Render every line of the items below as a Markdown table with the columns "Row" and "Line", numbering the rows in order and leaving out blank lines.

Records:
"""
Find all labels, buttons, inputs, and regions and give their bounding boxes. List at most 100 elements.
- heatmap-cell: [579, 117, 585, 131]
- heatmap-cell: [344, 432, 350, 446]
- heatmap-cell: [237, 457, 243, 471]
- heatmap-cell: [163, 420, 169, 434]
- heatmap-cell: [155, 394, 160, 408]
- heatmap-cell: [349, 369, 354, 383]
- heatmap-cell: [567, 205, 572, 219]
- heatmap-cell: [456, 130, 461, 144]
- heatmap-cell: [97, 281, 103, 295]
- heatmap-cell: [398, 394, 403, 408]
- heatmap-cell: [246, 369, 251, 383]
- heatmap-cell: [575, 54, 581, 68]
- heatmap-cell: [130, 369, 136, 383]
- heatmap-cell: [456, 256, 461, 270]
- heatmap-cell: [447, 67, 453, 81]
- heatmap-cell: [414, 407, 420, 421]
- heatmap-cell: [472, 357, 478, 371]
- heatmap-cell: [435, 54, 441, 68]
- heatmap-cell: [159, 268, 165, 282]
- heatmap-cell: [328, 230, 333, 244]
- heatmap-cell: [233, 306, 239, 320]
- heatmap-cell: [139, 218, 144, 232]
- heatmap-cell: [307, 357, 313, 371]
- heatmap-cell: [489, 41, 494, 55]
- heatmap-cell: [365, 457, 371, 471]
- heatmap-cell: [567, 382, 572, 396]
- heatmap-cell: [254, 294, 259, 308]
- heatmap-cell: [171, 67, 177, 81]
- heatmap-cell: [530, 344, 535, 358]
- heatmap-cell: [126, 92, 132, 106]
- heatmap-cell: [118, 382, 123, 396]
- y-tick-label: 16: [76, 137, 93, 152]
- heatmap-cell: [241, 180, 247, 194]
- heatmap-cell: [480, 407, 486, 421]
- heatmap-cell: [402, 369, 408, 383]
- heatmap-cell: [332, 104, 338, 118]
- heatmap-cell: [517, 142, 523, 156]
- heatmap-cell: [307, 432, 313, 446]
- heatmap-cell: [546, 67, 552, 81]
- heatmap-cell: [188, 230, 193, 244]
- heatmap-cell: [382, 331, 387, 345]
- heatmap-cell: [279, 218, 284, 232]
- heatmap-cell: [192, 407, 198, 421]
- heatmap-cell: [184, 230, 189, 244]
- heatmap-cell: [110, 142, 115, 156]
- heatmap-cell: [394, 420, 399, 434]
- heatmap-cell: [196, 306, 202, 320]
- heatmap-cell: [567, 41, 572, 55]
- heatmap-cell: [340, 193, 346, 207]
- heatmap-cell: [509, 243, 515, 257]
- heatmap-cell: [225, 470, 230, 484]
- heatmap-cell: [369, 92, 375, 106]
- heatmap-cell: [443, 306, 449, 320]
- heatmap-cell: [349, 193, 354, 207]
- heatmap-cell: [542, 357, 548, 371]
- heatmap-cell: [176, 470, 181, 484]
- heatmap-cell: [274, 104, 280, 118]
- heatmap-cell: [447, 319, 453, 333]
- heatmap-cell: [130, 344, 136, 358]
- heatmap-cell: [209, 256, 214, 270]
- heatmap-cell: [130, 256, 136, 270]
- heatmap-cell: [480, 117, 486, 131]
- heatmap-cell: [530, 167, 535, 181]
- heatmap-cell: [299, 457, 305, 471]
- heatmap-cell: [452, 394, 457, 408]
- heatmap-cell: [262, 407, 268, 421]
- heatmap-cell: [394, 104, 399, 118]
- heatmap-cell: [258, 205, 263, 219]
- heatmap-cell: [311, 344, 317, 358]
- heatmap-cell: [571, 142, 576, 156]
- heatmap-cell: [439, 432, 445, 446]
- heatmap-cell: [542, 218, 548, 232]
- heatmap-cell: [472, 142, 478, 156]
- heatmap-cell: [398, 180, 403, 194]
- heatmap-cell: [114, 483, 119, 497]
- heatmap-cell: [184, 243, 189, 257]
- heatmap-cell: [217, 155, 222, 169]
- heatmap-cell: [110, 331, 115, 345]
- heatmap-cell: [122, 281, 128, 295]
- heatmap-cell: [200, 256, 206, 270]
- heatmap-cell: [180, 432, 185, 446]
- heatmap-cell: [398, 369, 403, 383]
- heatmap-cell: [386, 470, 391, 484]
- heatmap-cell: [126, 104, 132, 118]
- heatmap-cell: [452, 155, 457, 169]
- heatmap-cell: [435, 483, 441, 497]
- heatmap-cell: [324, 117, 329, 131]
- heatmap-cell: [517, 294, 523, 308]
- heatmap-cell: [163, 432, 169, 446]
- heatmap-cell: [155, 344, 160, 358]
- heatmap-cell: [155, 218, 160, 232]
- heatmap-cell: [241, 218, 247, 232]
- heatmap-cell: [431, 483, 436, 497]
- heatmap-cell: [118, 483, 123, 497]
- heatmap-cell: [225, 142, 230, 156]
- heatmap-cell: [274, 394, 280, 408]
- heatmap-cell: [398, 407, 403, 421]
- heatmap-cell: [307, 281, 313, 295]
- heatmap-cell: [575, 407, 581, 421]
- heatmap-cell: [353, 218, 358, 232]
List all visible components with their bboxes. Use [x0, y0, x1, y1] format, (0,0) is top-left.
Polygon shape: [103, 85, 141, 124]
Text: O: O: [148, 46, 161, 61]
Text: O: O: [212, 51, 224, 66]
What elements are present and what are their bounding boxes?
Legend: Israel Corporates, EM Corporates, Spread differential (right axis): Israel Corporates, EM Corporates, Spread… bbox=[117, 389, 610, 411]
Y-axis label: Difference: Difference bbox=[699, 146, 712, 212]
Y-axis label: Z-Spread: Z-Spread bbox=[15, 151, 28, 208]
"""
→ Full answer
| Row | Line |
|---|---|
| 1 | Find all labels, buttons, inputs, and regions and give their bounding boxes. List at most 100 elements. |
| 2 | - heatmap-cell: [579, 117, 585, 131] |
| 3 | - heatmap-cell: [344, 432, 350, 446] |
| 4 | - heatmap-cell: [237, 457, 243, 471] |
| 5 | - heatmap-cell: [163, 420, 169, 434] |
| 6 | - heatmap-cell: [155, 394, 160, 408] |
| 7 | - heatmap-cell: [349, 369, 354, 383] |
| 8 | - heatmap-cell: [567, 205, 572, 219] |
| 9 | - heatmap-cell: [456, 130, 461, 144] |
| 10 | - heatmap-cell: [97, 281, 103, 295] |
| 11 | - heatmap-cell: [398, 394, 403, 408] |
| 12 | - heatmap-cell: [246, 369, 251, 383] |
| 13 | - heatmap-cell: [575, 54, 581, 68] |
| 14 | - heatmap-cell: [130, 369, 136, 383] |
| 15 | - heatmap-cell: [456, 256, 461, 270] |
| 16 | - heatmap-cell: [447, 67, 453, 81] |
| 17 | - heatmap-cell: [414, 407, 420, 421] |
| 18 | - heatmap-cell: [472, 357, 478, 371] |
| 19 | - heatmap-cell: [435, 54, 441, 68] |
| 20 | - heatmap-cell: [159, 268, 165, 282] |
| 21 | - heatmap-cell: [328, 230, 333, 244] |
| 22 | - heatmap-cell: [233, 306, 239, 320] |
| 23 | - heatmap-cell: [139, 218, 144, 232] |
| 24 | - heatmap-cell: [307, 357, 313, 371] |
| 25 | - heatmap-cell: [489, 41, 494, 55] |
| 26 | - heatmap-cell: [365, 457, 371, 471] |
| 27 | - heatmap-cell: [567, 382, 572, 396] |
| 28 | - heatmap-cell: [254, 294, 259, 308] |
| 29 | - heatmap-cell: [171, 67, 177, 81] |
| 30 | - heatmap-cell: [530, 344, 535, 358] |
| 31 | - heatmap-cell: [126, 92, 132, 106] |
| 32 | - heatmap-cell: [118, 382, 123, 396] |
| 33 | - y-tick-label: 16: [76, 137, 93, 152] |
| 34 | - heatmap-cell: [241, 180, 247, 194] |
| 35 | - heatmap-cell: [480, 407, 486, 421] |
| 36 | - heatmap-cell: [402, 369, 408, 383] |
| 37 | - heatmap-cell: [332, 104, 338, 118] |
| 38 | - heatmap-cell: [517, 142, 523, 156] |
| 39 | - heatmap-cell: [307, 432, 313, 446] |
| 40 | - heatmap-cell: [546, 67, 552, 81] |
| 41 | - heatmap-cell: [188, 230, 193, 244] |
| 42 | - heatmap-cell: [382, 331, 387, 345] |
| 43 | - heatmap-cell: [279, 218, 284, 232] |
| 44 | - heatmap-cell: [192, 407, 198, 421] |
| 45 | - heatmap-cell: [184, 230, 189, 244] |
| 46 | - heatmap-cell: [110, 142, 115, 156] |
| 47 | - heatmap-cell: [394, 420, 399, 434] |
| 48 | - heatmap-cell: [196, 306, 202, 320] |
| 49 | - heatmap-cell: [567, 41, 572, 55] |
| 50 | - heatmap-cell: [340, 193, 346, 207] |
| 51 | - heatmap-cell: [509, 243, 515, 257] |
| 52 | - heatmap-cell: [225, 470, 230, 484] |
| 53 | - heatmap-cell: [369, 92, 375, 106] |
| 54 | - heatmap-cell: [443, 306, 449, 320] |
| 55 | - heatmap-cell: [349, 193, 354, 207] |
| 56 | - heatmap-cell: [542, 357, 548, 371] |
| 57 | - heatmap-cell: [176, 470, 181, 484] |
| 58 | - heatmap-cell: [274, 104, 280, 118] |
| 59 | - heatmap-cell: [447, 319, 453, 333] |
| 60 | - heatmap-cell: [130, 344, 136, 358] |
| 61 | - heatmap-cell: [209, 256, 214, 270] |
| 62 | - heatmap-cell: [130, 256, 136, 270] |
| 63 | - heatmap-cell: [480, 117, 486, 131] |
| 64 | - heatmap-cell: [530, 167, 535, 181] |
| 65 | - heatmap-cell: [299, 457, 305, 471] |
| 66 | - heatmap-cell: [452, 394, 457, 408] |
| 67 | - heatmap-cell: [262, 407, 268, 421] |
| 68 | - heatmap-cell: [394, 104, 399, 118] |
| 69 | - heatmap-cell: [258, 205, 263, 219] |
| 70 | - heatmap-cell: [311, 344, 317, 358] |
| 71 | - heatmap-cell: [571, 142, 576, 156] |
| 72 | - heatmap-cell: [439, 432, 445, 446] |
| 73 | - heatmap-cell: [542, 218, 548, 232] |
| 74 | - heatmap-cell: [472, 142, 478, 156] |
| 75 | - heatmap-cell: [398, 180, 403, 194] |
| 76 | - heatmap-cell: [114, 483, 119, 497] |
| 77 | - heatmap-cell: [184, 243, 189, 257] |
| 78 | - heatmap-cell: [217, 155, 222, 169] |
| 79 | - heatmap-cell: [110, 331, 115, 345] |
| 80 | - heatmap-cell: [122, 281, 128, 295] |
| 81 | - heatmap-cell: [200, 256, 206, 270] |
| 82 | - heatmap-cell: [180, 432, 185, 446] |
| 83 | - heatmap-cell: [398, 369, 403, 383] |
| 84 | - heatmap-cell: [386, 470, 391, 484] |
| 85 | - heatmap-cell: [126, 104, 132, 118] |
| 86 | - heatmap-cell: [452, 155, 457, 169] |
| 87 | - heatmap-cell: [435, 483, 441, 497] |
| 88 | - heatmap-cell: [324, 117, 329, 131] |
| 89 | - heatmap-cell: [517, 294, 523, 308] |
| 90 | - heatmap-cell: [163, 432, 169, 446] |
| 91 | - heatmap-cell: [155, 344, 160, 358] |
| 92 | - heatmap-cell: [155, 218, 160, 232] |
| 93 | - heatmap-cell: [241, 218, 247, 232] |
| 94 | - heatmap-cell: [431, 483, 436, 497] |
| 95 | - heatmap-cell: [118, 483, 123, 497] |
| 96 | - heatmap-cell: [225, 142, 230, 156] |
| 97 | - heatmap-cell: [274, 394, 280, 408] |
| 98 | - heatmap-cell: [398, 407, 403, 421] |
| 99 | - heatmap-cell: [307, 281, 313, 295] |
| 100 | - heatmap-cell: [575, 407, 581, 421] |
| 101 | - heatmap-cell: [353, 218, 358, 232] |
| 102 | List all visible components with their bboxes. Use [x0, y0, x1, y1] format, (0,0) is top-left. |
| 103 | Polygon shape: [103, 85, 141, 124] |
| 104 | Text: O: O: [148, 46, 161, 61] |
| 105 | Text: O: O: [212, 51, 224, 66] |
| 106 | What elements are present and what are their bounding boxes? |
| 107 | Legend: Israel Corporates, EM Corporates, Spread differential (right axis): Israel Corporates, EM Corporates, Spread… bbox=[117, 389, 610, 411] |
| 108 | Y-axis label: Difference: Difference bbox=[699, 146, 712, 212] |
| 109 | Y-axis label: Z-Spread: Z-Spread bbox=[15, 151, 28, 208] |